**Objective:** Copy the data below line for line, leaving out the pictures.

**Supplied material:**
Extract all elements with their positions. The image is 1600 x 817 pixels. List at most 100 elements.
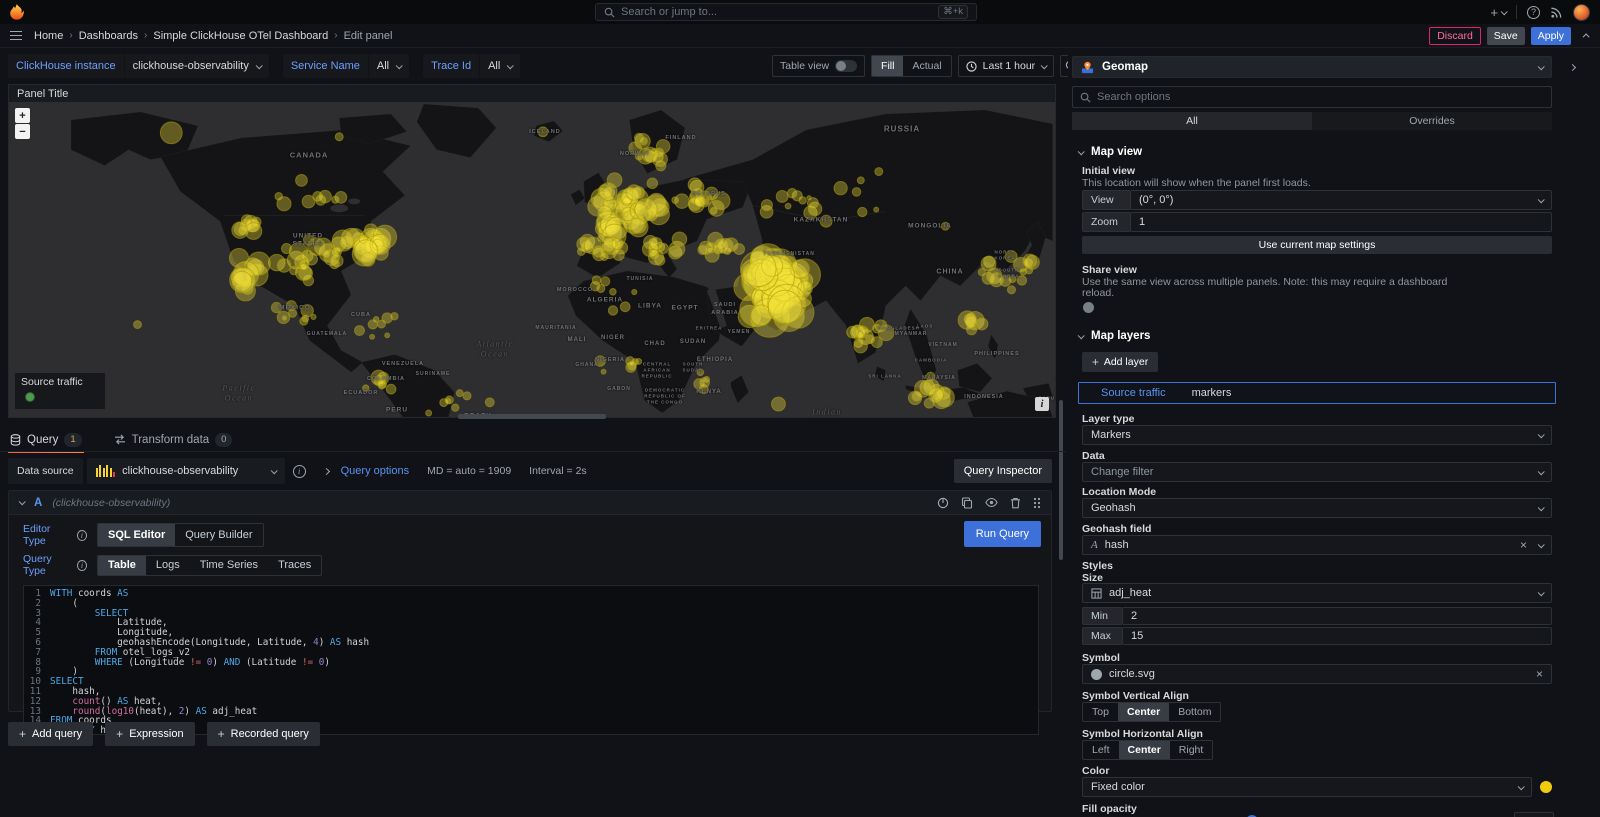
logs-option[interactable]: Logs (146, 556, 190, 575)
geohash-field-label: Geohash field (1082, 523, 1151, 535)
horizontal-scrollbar[interactable] (458, 414, 606, 419)
map-zoom-out-button[interactable]: − (15, 124, 30, 139)
visualization-name: Geomap (1102, 61, 1148, 73)
options-search-input[interactable]: Search options (1072, 86, 1552, 108)
geohash-field-select[interactable]: A hash × (1082, 535, 1552, 555)
sql-code-editor[interactable]: 1WITH coords AS2 (3 SELECT4 Latitude,5 L… (23, 585, 1039, 735)
menu-icon[interactable] (10, 31, 22, 41)
query-row-header[interactable]: A (clickhouse-observability) (9, 491, 1051, 515)
variable-label: Trace Id (423, 54, 479, 78)
collapse-pane-button[interactable] (1560, 56, 1584, 78)
query-options-toggle[interactable]: Query options (341, 465, 409, 477)
grafana-logo[interactable] (8, 3, 26, 21)
layer-item-source-traffic[interactable]: Source traffic markers (1078, 382, 1556, 404)
tab-transform-data[interactable]: Transform data 0 (112, 428, 235, 451)
add-layer-button[interactable]: +Add layer (1082, 352, 1158, 372)
center-option[interactable]: Center (1118, 703, 1169, 721)
help-icon[interactable]: ? (1527, 6, 1540, 19)
min-input[interactable]: 2 (1122, 607, 1552, 625)
map-attribution-button[interactable]: i (1035, 397, 1049, 411)
symbol-vertical-align-switch: Top Center Bottom (1082, 702, 1221, 722)
tab-all[interactable]: All (1072, 112, 1312, 130)
location-mode-select[interactable]: Geohash (1082, 498, 1552, 518)
news-icon[interactable] (1550, 6, 1563, 19)
location-mode-label: Location Mode (1082, 486, 1156, 498)
global-search-input[interactable]: Search or jump to... ⌘+k (595, 3, 977, 21)
tab-query[interactable]: Query 1 (8, 428, 84, 451)
center-option[interactable]: Center (1119, 741, 1170, 759)
info-icon[interactable]: i (77, 560, 87, 571)
collapse-query-icon[interactable] (19, 498, 26, 505)
visualization-picker[interactable]: Geomap (1072, 56, 1552, 78)
save-button[interactable]: Save (1487, 27, 1525, 45)
recorded-query-button[interactable]: +Recorded query (207, 722, 320, 746)
datasource-picker[interactable]: clickhouse-observability (87, 458, 285, 484)
layer-type-select[interactable]: Markers (1082, 425, 1552, 445)
tab-overrides[interactable]: Overrides (1312, 112, 1552, 130)
breadcrumb-home[interactable]: Home (34, 30, 63, 42)
panel-title[interactable]: Panel Title (9, 85, 1055, 102)
geomap-icon (1081, 61, 1094, 74)
variable-value-dropdown[interactable]: All (369, 54, 409, 78)
fill-option[interactable]: Fill (872, 56, 903, 76)
trash-icon[interactable] (1010, 497, 1021, 509)
max-input[interactable]: 15 (1122, 627, 1552, 645)
left-option[interactable]: Left (1083, 741, 1119, 759)
run-query-button[interactable]: Run Query (964, 521, 1041, 547)
apply-button[interactable]: Apply (1531, 27, 1571, 45)
size-field-select[interactable]: adj_heat (1082, 583, 1552, 603)
stats-icon[interactable] (937, 497, 949, 509)
color-select[interactable]: Fixed color (1082, 777, 1532, 797)
use-current-map-settings-button[interactable]: Use current map settings (1082, 236, 1552, 254)
copy-icon[interactable] (961, 497, 973, 509)
eye-icon[interactable] (985, 497, 998, 508)
clickhouse-icon (96, 465, 116, 477)
plus-icon: + (19, 729, 26, 739)
fill-opacity-value[interactable]: 0.4 (1514, 812, 1554, 817)
section-map-layers[interactable]: Map layers (1078, 330, 1150, 342)
expression-button[interactable]: +Expression (105, 722, 194, 746)
variable-value-dropdown[interactable]: All (480, 54, 520, 78)
query-inspector-button[interactable]: Query Inspector (954, 459, 1052, 483)
chevron-down-icon (1538, 63, 1545, 70)
info-icon[interactable]: i (77, 530, 87, 541)
clear-icon[interactable]: × (1520, 538, 1527, 552)
add-query-button[interactable]: +Add query (8, 722, 93, 746)
user-avatar[interactable] (1573, 4, 1590, 21)
layer-name: Source traffic (1101, 387, 1166, 399)
breadcrumb-dashboards[interactable]: Dashboards (79, 30, 138, 42)
actual-option[interactable]: Actual (903, 56, 950, 76)
chevron-down-icon (507, 62, 514, 69)
collapse-top-icon[interactable] (1583, 33, 1590, 40)
table-field-icon (1091, 588, 1102, 599)
new-menu-button[interactable]: + (1490, 5, 1506, 20)
time-range-picker[interactable]: Last 1 hour (958, 55, 1055, 77)
table-view-toggle[interactable] (835, 60, 857, 72)
vertical-scrollbar[interactable] (1059, 400, 1063, 560)
sql-editor-option[interactable]: SQL Editor (98, 524, 175, 546)
plus-icon: + (218, 729, 225, 739)
color-swatch[interactable] (1540, 781, 1552, 793)
breadcrumb-dashboard-name[interactable]: Simple ClickHouse OTel Dashboard (153, 30, 328, 42)
query-builder-option[interactable]: Query Builder (175, 524, 262, 546)
zoom-input[interactable]: 1 (1130, 212, 1552, 232)
map-zoom-controls: + − (15, 108, 30, 139)
view-select[interactable]: (0°, 0°) (1130, 190, 1552, 210)
traces-option[interactable]: Traces (268, 556, 321, 575)
variable-value-dropdown[interactable]: clickhouse-observability (125, 54, 269, 78)
datasource-help-icon[interactable]: i (293, 465, 306, 478)
symbol-select[interactable]: circle.svg × (1082, 664, 1552, 684)
map-zoom-in-button[interactable]: + (15, 108, 30, 123)
data-filter-select[interactable]: Change filter (1082, 462, 1552, 482)
time-series-option[interactable]: Time Series (190, 556, 268, 575)
variable-label: Service Name (283, 54, 368, 78)
section-map-view[interactable]: Map view (1078, 146, 1142, 158)
clear-icon[interactable]: × (1536, 667, 1543, 681)
bottom-option[interactable]: Bottom (1169, 703, 1220, 721)
right-option[interactable]: Right (1170, 741, 1213, 759)
top-option[interactable]: Top (1083, 703, 1118, 721)
discard-button[interactable]: Discard (1429, 27, 1481, 45)
table-option[interactable]: Table (98, 556, 146, 575)
drag-handle-icon[interactable] (1033, 497, 1041, 509)
world-map[interactable]: RUSSIACANADAUNITEDSTATESMEXICOCUBAGUATEM… (9, 102, 1055, 417)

**Response:**
Extract all elements with their positions. The image is 1600 x 817 pixels. List at most 100 elements.
logs-option[interactable]: Logs (146, 556, 190, 575)
geohash-field-label: Geohash field (1082, 523, 1151, 535)
horizontal-scrollbar[interactable] (458, 414, 606, 419)
map-zoom-out-button[interactable]: − (15, 124, 30, 139)
visualization-name: Geomap (1102, 61, 1148, 73)
options-search-input[interactable]: Search options (1072, 86, 1552, 108)
geohash-field-select[interactable]: A hash × (1082, 535, 1552, 555)
sql-code-editor[interactable]: 1WITH coords AS2 (3 SELECT4 Latitude,5 L… (23, 585, 1039, 735)
menu-icon[interactable] (10, 31, 22, 41)
query-row-header[interactable]: A (clickhouse-observability) (9, 491, 1051, 515)
variable-label: Trace Id (423, 54, 479, 78)
collapse-pane-button[interactable] (1560, 56, 1584, 78)
query-options-toggle[interactable]: Query options (341, 465, 409, 477)
grafana-logo[interactable] (8, 3, 26, 21)
layer-item-source-traffic[interactable]: Source traffic markers (1078, 382, 1556, 404)
tab-transform-data[interactable]: Transform data 0 (112, 428, 235, 451)
add-layer-button[interactable]: +Add layer (1082, 352, 1158, 372)
center-option[interactable]: Center (1118, 703, 1169, 721)
help-icon[interactable]: ? (1527, 6, 1540, 19)
min-input[interactable]: 2 (1122, 607, 1552, 625)
map-attribution-button[interactable]: i (1035, 397, 1049, 411)
symbol-vertical-align-switch: Top Center Bottom (1082, 702, 1221, 722)
tab-all[interactable]: All (1072, 112, 1312, 130)
location-mode-select[interactable]: Geohash (1082, 498, 1552, 518)
news-icon[interactable] (1550, 6, 1563, 19)
location-mode-label: Location Mode (1082, 486, 1156, 498)
global-search-input[interactable]: Search or jump to... ⌘+k (595, 3, 977, 21)
tab-query[interactable]: Query 1 (8, 428, 84, 451)
center-option[interactable]: Center (1119, 741, 1170, 759)
info-icon[interactable]: i (77, 560, 87, 571)
collapse-query-icon[interactable] (19, 498, 26, 505)
visualization-picker[interactable]: Geomap (1072, 56, 1552, 78)
save-button[interactable]: Save (1487, 27, 1525, 45)
recorded-query-button[interactable]: +Recorded query (207, 722, 320, 746)
datasource-picker[interactable]: clickhouse-observability (87, 458, 285, 484)
layer-type-select[interactable]: Markers (1082, 425, 1552, 445)
tab-overrides[interactable]: Overrides (1312, 112, 1552, 130)
breadcrumb-home[interactable]: Home (34, 30, 63, 42)
panel-title[interactable]: Panel Title (9, 85, 1055, 102)
geomap-icon (1081, 61, 1094, 74)
variable-value-dropdown[interactable]: All (369, 54, 409, 78)
fill-option[interactable]: Fill (872, 56, 903, 76)
trash-icon[interactable] (1010, 497, 1021, 509)
max-input[interactable]: 15 (1122, 627, 1552, 645)
left-option[interactable]: Left (1083, 741, 1119, 759)
run-query-button[interactable]: Run Query (964, 521, 1041, 547)
apply-button[interactable]: Apply (1531, 27, 1571, 45)
size-field-select[interactable]: adj_heat (1082, 583, 1552, 603)
stats-icon[interactable] (937, 497, 949, 509)
color-select[interactable]: Fixed color (1082, 777, 1532, 797)
use-current-map-settings-button[interactable]: Use current map settings (1082, 236, 1552, 254)
copy-icon[interactable] (961, 497, 973, 509)
eye-icon[interactable] (985, 497, 998, 508)
clickhouse-icon (96, 465, 116, 477)
plus-icon: + (19, 729, 26, 739)
fill-opacity-value[interactable]: 0.4 (1514, 812, 1554, 817)
section-map-layers[interactable]: Map layers (1078, 330, 1150, 342)
expression-button[interactable]: +Expression (105, 722, 194, 746)
variable-value-dropdown[interactable]: All (480, 54, 520, 78)
query-inspector-button[interactable]: Query Inspector (954, 459, 1052, 483)
chevron-down-icon (1538, 63, 1545, 70)
info-icon[interactable]: i (77, 530, 87, 541)
clear-icon[interactable]: × (1520, 538, 1527, 552)
add-query-button[interactable]: +Add query (8, 722, 93, 746)
user-avatar[interactable] (1573, 4, 1590, 21)
layer-name: Source traffic (1101, 387, 1166, 399)
breadcrumb-dashboards[interactable]: Dashboards (79, 30, 138, 42)
actual-option[interactable]: Actual (903, 56, 950, 76)
chevron-down-icon (507, 62, 514, 69)
collapse-top-icon[interactable] (1583, 33, 1590, 40)
table-field-icon (1091, 588, 1102, 599)
new-menu-button[interactable]: + (1490, 5, 1506, 20)
time-range-picker[interactable]: Last 1 hour (958, 55, 1055, 77)
table-view-toggle[interactable] (835, 60, 857, 72)
vertical-scrollbar[interactable] (1059, 400, 1063, 560)
sql-editor-option[interactable]: SQL Editor (98, 524, 175, 546)
plus-icon: + (218, 729, 225, 739)
color-swatch[interactable] (1540, 781, 1552, 793)
breadcrumb-dashboard-name[interactable]: Simple ClickHouse OTel Dashboard (153, 30, 328, 42)
query-builder-option[interactable]: Query Builder (175, 524, 262, 546)
zoom-input[interactable]: 1 (1130, 212, 1552, 232)
map-zoom-controls: + − (15, 108, 30, 139)
view-select[interactable]: (0°, 0°) (1130, 190, 1552, 210)
traces-option[interactable]: Traces (268, 556, 321, 575)
variable-value-dropdown[interactable]: clickhouse-observability (125, 54, 269, 78)
datasource-help-icon[interactable]: i (293, 465, 306, 478)
symbol-select[interactable]: circle.svg × (1082, 664, 1552, 684)
map-zoom-in-button[interactable]: + (15, 108, 30, 123)
data-filter-select[interactable]: Change filter (1082, 462, 1552, 482)
time-series-option[interactable]: Time Series (190, 556, 268, 575)
variable-label: Service Name (283, 54, 368, 78)
section-map-view[interactable]: Map view (1078, 146, 1142, 158)
clear-icon[interactable]: × (1536, 667, 1543, 681)
bottom-option[interactable]: Bottom (1169, 703, 1220, 721)
right-option[interactable]: Right (1170, 741, 1213, 759)
top-option[interactable]: Top (1083, 703, 1118, 721)
discard-button[interactable]: Discard (1429, 27, 1481, 45)
table-option[interactable]: Table (98, 556, 146, 575)
drag-handle-icon[interactable] (1033, 497, 1041, 509)
world-map[interactable]: RUSSIACANADAUNITEDSTATESMEXICOCUBAGUATEM… (9, 102, 1055, 417)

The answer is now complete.